* _What you need to do_: Look through the records below, and copy out every line that holds the string "medal".

•••

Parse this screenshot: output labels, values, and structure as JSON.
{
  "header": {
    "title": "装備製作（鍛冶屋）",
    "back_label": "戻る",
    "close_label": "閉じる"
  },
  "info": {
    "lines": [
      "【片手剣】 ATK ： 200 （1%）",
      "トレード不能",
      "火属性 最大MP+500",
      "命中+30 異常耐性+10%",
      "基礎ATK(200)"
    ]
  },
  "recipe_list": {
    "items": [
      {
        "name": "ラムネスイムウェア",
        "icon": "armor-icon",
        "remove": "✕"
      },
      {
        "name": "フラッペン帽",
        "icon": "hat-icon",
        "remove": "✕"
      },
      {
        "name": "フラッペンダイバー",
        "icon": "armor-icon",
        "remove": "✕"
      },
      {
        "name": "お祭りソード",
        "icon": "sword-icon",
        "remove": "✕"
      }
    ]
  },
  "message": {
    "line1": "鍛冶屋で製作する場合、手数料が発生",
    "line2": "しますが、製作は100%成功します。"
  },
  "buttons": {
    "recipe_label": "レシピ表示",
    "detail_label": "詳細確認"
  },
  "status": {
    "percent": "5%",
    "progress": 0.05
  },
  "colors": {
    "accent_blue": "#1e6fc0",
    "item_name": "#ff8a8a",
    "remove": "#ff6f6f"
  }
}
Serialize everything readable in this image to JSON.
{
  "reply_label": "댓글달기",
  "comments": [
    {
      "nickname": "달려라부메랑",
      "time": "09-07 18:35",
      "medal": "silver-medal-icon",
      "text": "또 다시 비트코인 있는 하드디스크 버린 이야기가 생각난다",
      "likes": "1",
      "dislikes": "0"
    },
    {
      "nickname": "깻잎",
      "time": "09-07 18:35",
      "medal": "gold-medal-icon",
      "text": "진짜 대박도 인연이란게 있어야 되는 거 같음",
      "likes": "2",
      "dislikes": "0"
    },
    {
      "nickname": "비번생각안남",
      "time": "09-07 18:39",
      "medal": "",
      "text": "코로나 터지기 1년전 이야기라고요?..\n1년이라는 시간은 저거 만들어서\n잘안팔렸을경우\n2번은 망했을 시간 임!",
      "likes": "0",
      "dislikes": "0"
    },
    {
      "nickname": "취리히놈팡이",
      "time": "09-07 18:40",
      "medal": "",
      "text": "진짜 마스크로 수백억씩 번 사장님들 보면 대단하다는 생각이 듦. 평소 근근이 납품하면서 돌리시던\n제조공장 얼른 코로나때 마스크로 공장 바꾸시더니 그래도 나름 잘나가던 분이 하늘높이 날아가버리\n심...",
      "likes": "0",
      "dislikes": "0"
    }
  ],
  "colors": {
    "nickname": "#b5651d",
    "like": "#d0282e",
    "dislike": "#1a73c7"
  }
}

•••

* _Written response_:
      "medal": "silver-medal-icon",
      "medal": "gold-medal-icon",
      "medal": "",
      "medal": "",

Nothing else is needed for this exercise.